--- Exercise ---
Reproduce the material below word for word, omitting the pictures.

— begin Stored data —

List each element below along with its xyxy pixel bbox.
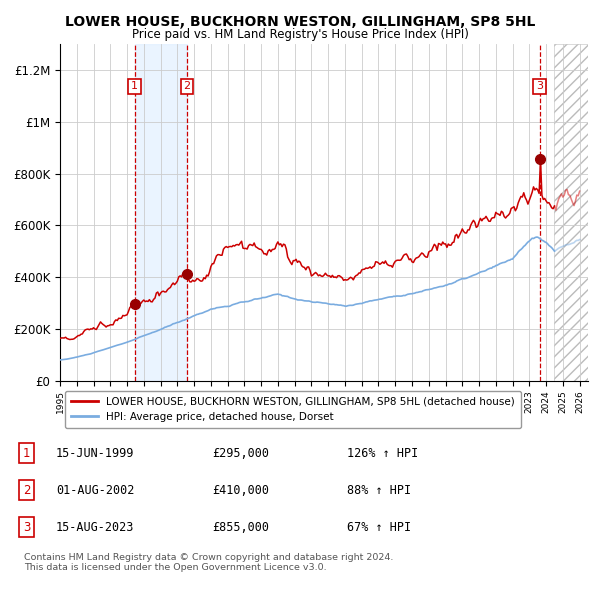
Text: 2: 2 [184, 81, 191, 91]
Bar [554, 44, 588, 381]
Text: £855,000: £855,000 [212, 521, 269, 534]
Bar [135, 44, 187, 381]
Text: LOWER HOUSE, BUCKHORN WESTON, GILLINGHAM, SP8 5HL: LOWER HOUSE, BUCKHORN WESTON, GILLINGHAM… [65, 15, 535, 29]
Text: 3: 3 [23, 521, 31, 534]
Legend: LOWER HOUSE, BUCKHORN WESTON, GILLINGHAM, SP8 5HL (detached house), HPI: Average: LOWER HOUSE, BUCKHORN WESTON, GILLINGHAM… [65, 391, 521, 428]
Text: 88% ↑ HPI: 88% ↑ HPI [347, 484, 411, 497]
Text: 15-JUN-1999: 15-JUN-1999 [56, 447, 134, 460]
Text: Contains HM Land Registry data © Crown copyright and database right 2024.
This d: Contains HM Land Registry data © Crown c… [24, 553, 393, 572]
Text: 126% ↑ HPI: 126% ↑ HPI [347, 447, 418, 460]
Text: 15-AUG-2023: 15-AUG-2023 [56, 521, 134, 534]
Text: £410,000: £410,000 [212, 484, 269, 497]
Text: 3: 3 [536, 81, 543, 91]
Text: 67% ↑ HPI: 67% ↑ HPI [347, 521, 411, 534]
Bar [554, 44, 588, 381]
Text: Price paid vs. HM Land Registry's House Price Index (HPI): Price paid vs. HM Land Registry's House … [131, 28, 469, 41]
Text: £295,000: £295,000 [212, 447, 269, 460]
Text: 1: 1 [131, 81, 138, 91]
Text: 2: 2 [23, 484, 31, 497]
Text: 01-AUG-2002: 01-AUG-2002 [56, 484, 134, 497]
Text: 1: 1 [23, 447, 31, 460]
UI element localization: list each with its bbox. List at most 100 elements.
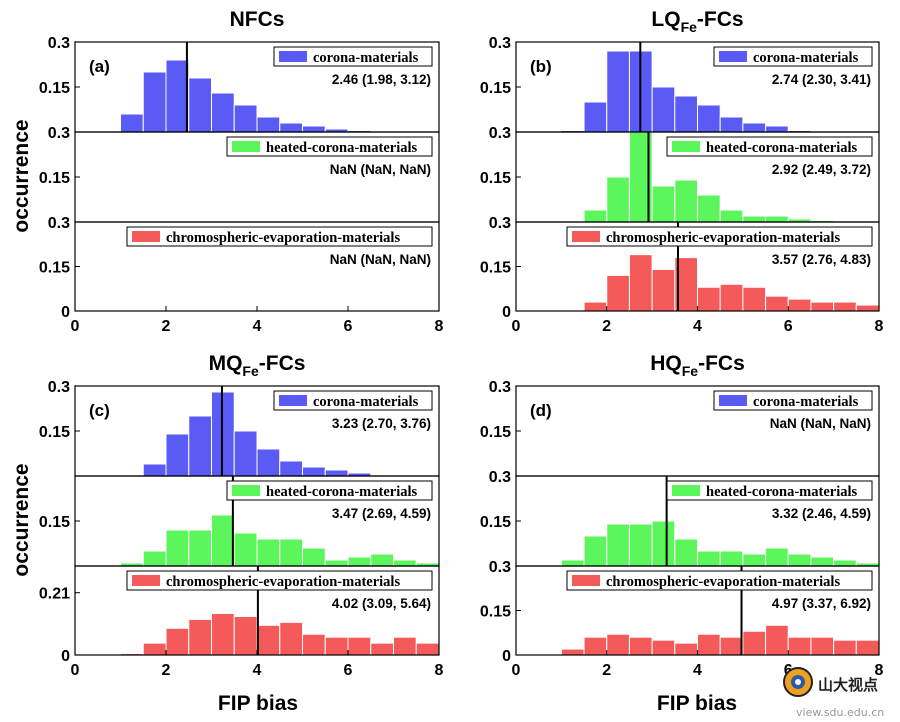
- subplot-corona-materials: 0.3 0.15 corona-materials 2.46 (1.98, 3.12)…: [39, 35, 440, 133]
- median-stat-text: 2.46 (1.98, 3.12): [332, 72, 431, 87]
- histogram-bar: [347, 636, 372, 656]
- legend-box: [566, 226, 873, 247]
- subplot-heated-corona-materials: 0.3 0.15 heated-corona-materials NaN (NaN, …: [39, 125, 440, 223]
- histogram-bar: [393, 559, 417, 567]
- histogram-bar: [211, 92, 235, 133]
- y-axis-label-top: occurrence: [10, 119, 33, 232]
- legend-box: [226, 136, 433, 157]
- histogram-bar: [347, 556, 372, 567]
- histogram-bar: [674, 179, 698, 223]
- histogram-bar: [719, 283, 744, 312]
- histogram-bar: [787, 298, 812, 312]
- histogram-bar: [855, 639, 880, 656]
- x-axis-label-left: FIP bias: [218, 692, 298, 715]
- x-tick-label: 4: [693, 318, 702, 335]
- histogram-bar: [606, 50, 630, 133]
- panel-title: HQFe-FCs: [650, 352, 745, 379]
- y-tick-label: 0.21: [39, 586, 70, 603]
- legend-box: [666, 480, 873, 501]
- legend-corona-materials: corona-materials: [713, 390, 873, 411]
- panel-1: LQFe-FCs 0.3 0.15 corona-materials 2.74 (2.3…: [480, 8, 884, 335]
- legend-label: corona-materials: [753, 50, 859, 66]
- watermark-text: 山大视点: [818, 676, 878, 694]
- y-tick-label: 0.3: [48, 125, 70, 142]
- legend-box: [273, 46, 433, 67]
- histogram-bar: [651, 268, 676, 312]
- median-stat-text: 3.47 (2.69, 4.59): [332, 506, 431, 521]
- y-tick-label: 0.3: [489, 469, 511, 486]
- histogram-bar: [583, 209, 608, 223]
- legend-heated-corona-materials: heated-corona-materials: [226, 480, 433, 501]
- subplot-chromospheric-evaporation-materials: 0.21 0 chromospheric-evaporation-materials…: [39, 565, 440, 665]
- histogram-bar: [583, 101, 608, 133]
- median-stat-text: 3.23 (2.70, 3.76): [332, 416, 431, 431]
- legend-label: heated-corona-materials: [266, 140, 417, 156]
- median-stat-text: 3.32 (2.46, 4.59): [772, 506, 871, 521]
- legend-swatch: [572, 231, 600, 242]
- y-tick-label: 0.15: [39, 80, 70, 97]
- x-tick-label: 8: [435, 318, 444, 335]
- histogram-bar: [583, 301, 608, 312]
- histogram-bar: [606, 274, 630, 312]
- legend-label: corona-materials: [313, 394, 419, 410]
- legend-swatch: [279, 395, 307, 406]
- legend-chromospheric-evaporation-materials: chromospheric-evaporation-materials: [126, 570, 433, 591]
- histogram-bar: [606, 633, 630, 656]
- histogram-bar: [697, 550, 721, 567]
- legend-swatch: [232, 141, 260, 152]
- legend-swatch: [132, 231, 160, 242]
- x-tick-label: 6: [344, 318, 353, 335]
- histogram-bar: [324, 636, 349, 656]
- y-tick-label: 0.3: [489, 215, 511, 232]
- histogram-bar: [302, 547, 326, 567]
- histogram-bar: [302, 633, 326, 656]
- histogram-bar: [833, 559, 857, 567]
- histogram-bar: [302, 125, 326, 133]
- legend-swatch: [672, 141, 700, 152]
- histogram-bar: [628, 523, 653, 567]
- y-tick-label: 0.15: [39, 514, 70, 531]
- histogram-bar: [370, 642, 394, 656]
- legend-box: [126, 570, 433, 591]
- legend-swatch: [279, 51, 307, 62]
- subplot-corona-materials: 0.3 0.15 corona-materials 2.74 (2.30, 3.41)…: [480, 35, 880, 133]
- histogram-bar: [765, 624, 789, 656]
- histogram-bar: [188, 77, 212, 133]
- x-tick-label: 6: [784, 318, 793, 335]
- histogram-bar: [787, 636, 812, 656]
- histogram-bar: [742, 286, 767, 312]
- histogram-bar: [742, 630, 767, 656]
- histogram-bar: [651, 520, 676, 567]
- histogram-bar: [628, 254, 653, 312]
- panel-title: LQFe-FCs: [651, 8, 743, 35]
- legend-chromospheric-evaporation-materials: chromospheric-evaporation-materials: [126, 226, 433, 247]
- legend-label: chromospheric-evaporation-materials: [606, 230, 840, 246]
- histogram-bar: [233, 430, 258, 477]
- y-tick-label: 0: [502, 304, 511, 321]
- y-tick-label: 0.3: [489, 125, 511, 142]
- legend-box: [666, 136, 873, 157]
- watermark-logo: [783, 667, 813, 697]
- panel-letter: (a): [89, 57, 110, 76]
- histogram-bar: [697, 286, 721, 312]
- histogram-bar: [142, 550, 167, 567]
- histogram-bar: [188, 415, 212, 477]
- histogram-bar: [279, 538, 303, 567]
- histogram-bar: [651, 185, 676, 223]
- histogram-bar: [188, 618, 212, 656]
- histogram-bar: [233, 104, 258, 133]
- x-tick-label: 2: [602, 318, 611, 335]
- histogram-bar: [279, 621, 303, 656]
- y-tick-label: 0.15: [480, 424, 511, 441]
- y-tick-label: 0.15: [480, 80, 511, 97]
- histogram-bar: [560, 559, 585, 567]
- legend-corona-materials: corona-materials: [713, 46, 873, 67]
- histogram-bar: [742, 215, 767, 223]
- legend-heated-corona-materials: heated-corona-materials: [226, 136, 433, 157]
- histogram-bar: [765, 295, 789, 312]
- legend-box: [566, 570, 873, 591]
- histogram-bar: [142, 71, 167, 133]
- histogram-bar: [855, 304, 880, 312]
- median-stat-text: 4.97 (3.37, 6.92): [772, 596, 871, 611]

— end Stored data —

--- Full solution ---
List each element below along with its xyxy pixel bbox.
Text: 2: 2 [184, 81, 191, 91]
Bar [554, 44, 588, 381]
Text: £855,000: £855,000 [212, 521, 269, 534]
Bar [135, 44, 187, 381]
Text: LOWER HOUSE, BUCKHORN WESTON, GILLINGHAM, SP8 5HL: LOWER HOUSE, BUCKHORN WESTON, GILLINGHAM… [65, 15, 535, 29]
Text: 3: 3 [23, 521, 31, 534]
Legend: LOWER HOUSE, BUCKHORN WESTON, GILLINGHAM, SP8 5HL (detached house), HPI: Average: LOWER HOUSE, BUCKHORN WESTON, GILLINGHAM… [65, 391, 521, 428]
Text: 88% ↑ HPI: 88% ↑ HPI [347, 484, 411, 497]
Text: 15-JUN-1999: 15-JUN-1999 [56, 447, 134, 460]
Text: Contains HM Land Registry data © Crown copyright and database right 2024.
This d: Contains HM Land Registry data © Crown c… [24, 553, 393, 572]
Text: 126% ↑ HPI: 126% ↑ HPI [347, 447, 418, 460]
Text: 15-AUG-2023: 15-AUG-2023 [56, 521, 134, 534]
Text: £410,000: £410,000 [212, 484, 269, 497]
Text: 3: 3 [536, 81, 543, 91]
Text: 67% ↑ HPI: 67% ↑ HPI [347, 521, 411, 534]
Bar [554, 44, 588, 381]
Text: Price paid vs. HM Land Registry's House Price Index (HPI): Price paid vs. HM Land Registry's House … [131, 28, 469, 41]
Text: £295,000: £295,000 [212, 447, 269, 460]
Text: 1: 1 [131, 81, 138, 91]
Text: 2: 2 [23, 484, 31, 497]
Text: 01-AUG-2002: 01-AUG-2002 [56, 484, 134, 497]
Text: 1: 1 [23, 447, 31, 460]
UI element localization: list each with its bbox. List at most 100 elements.
- subplot-corona-materials: 0.3 0.15 corona-materials 2.46 (1.98, 3.12)…: [39, 35, 440, 133]
- median-stat-text: 2.46 (1.98, 3.12): [332, 72, 431, 87]
- histogram-bar: [347, 636, 372, 656]
- legend-box: [566, 226, 873, 247]
- subplot-heated-corona-materials: 0.3 0.15 heated-corona-materials NaN (NaN, …: [39, 125, 440, 223]
- histogram-bar: [393, 559, 417, 567]
- histogram-bar: [211, 92, 235, 133]
- y-axis-label-top: occurrence: [10, 119, 33, 232]
- legend-box: [226, 136, 433, 157]
- histogram-bar: [347, 556, 372, 567]
- histogram-bar: [674, 179, 698, 223]
- histogram-bar: [719, 283, 744, 312]
- histogram-bar: [787, 298, 812, 312]
- histogram-bar: [855, 639, 880, 656]
- x-axis-label-left: FIP bias: [218, 692, 298, 715]
- x-tick-label: 4: [693, 318, 702, 335]
- histogram-bar: [606, 50, 630, 133]
- panel-title: HQFe-FCs: [650, 352, 745, 379]
- y-tick-label: 0.21: [39, 586, 70, 603]
- legend-box: [666, 480, 873, 501]
- legend-corona-materials: corona-materials: [713, 390, 873, 411]
- panel-1: LQFe-FCs 0.3 0.15 corona-materials 2.74 (2.3…: [480, 8, 884, 335]
- legend-label: corona-materials: [753, 50, 859, 66]
- watermark-text: 山大视点: [818, 676, 878, 694]
- y-tick-label: 0.3: [48, 125, 70, 142]
- legend-box: [273, 46, 433, 67]
- histogram-bar: [651, 268, 676, 312]
- median-stat-text: 3.47 (2.69, 4.59): [332, 506, 431, 521]
- y-tick-label: 0.3: [489, 469, 511, 486]
- histogram-bar: [583, 209, 608, 223]
- legend-heated-corona-materials: heated-corona-materials: [226, 480, 433, 501]
- subplot-chromospheric-evaporation-materials: 0.21 0 chromospheric-evaporation-materials…: [39, 565, 440, 665]
- histogram-bar: [583, 101, 608, 133]
- median-stat-text: 3.23 (2.70, 3.76): [332, 416, 431, 431]
- legend-label: heated-corona-materials: [266, 140, 417, 156]
- median-stat-text: 3.32 (2.46, 4.59): [772, 506, 871, 521]
- legend-swatch: [572, 231, 600, 242]
- y-tick-label: 0.15: [39, 80, 70, 97]
- x-tick-label: 8: [435, 318, 444, 335]
- histogram-bar: [583, 301, 608, 312]
- histogram-bar: [606, 274, 630, 312]
- legend-label: corona-materials: [313, 394, 419, 410]
- legend-swatch: [279, 395, 307, 406]
- legend-chromospheric-evaporation-materials: chromospheric-evaporation-materials: [126, 570, 433, 591]
- histogram-bar: [606, 633, 630, 656]
- histogram-bar: [697, 550, 721, 567]
- legend-swatch: [232, 141, 260, 152]
- legend-swatch: [132, 231, 160, 242]
- x-tick-label: 6: [344, 318, 353, 335]
- histogram-bar: [324, 636, 349, 656]
- y-tick-label: 0.3: [489, 215, 511, 232]
- histogram-bar: [302, 547, 326, 567]
- histogram-bar: [302, 633, 326, 656]
- histogram-bar: [833, 559, 857, 567]
- histogram-bar: [302, 125, 326, 133]
- legend-swatch: [672, 141, 700, 152]
- histogram-bar: [628, 523, 653, 567]
- y-tick-label: 0.15: [39, 514, 70, 531]
- histogram-bar: [370, 642, 394, 656]
- legend-box: [126, 570, 433, 591]
- legend-swatch: [279, 51, 307, 62]
- subplot-corona-materials: 0.3 0.15 corona-materials 2.74 (2.30, 3.41)…: [480, 35, 880, 133]
- histogram-bar: [765, 624, 789, 656]
- histogram-bar: [188, 77, 212, 133]
- x-tick-label: 6: [784, 318, 793, 335]
- histogram-bar: [787, 636, 812, 656]
- histogram-bar: [742, 286, 767, 312]
- histogram-bar: [742, 630, 767, 656]
- histogram-bar: [651, 520, 676, 567]
- histogram-bar: [628, 254, 653, 312]
- panel-title: LQFe-FCs: [651, 8, 743, 35]
- legend-chromospheric-evaporation-materials: chromospheric-evaporation-materials: [126, 226, 433, 247]
- legend-label: chromospheric-evaporation-materials: [606, 230, 840, 246]
- histogram-bar: [233, 430, 258, 477]
- y-tick-label: 0: [502, 304, 511, 321]
- y-tick-label: 0.3: [489, 125, 511, 142]
- legend-box: [666, 136, 873, 157]
- watermark-logo: [783, 667, 813, 697]
- panel-letter: (a): [89, 57, 110, 76]
- histogram-bar: [697, 286, 721, 312]
- histogram-bar: [142, 550, 167, 567]
- histogram-bar: [188, 415, 212, 477]
- histogram-bar: [279, 538, 303, 567]
- histogram-bar: [651, 185, 676, 223]
- histogram-bar: [188, 618, 212, 656]
- histogram-bar: [233, 104, 258, 133]
- x-tick-label: 2: [602, 318, 611, 335]
- histogram-bar: [279, 621, 303, 656]
- y-tick-label: 0.15: [480, 424, 511, 441]
- y-tick-label: 0.15: [480, 80, 511, 97]
- histogram-bar: [560, 559, 585, 567]
- legend-corona-materials: corona-materials: [713, 46, 873, 67]
- histogram-bar: [742, 215, 767, 223]
- legend-heated-corona-materials: heated-corona-materials: [226, 136, 433, 157]
- histogram-bar: [765, 295, 789, 312]
- legend-box: [566, 570, 873, 591]
- histogram-bar: [142, 71, 167, 133]
- histogram-bar: [855, 304, 880, 312]
- median-stat-text: 4.97 (3.37, 6.92): [772, 596, 871, 611]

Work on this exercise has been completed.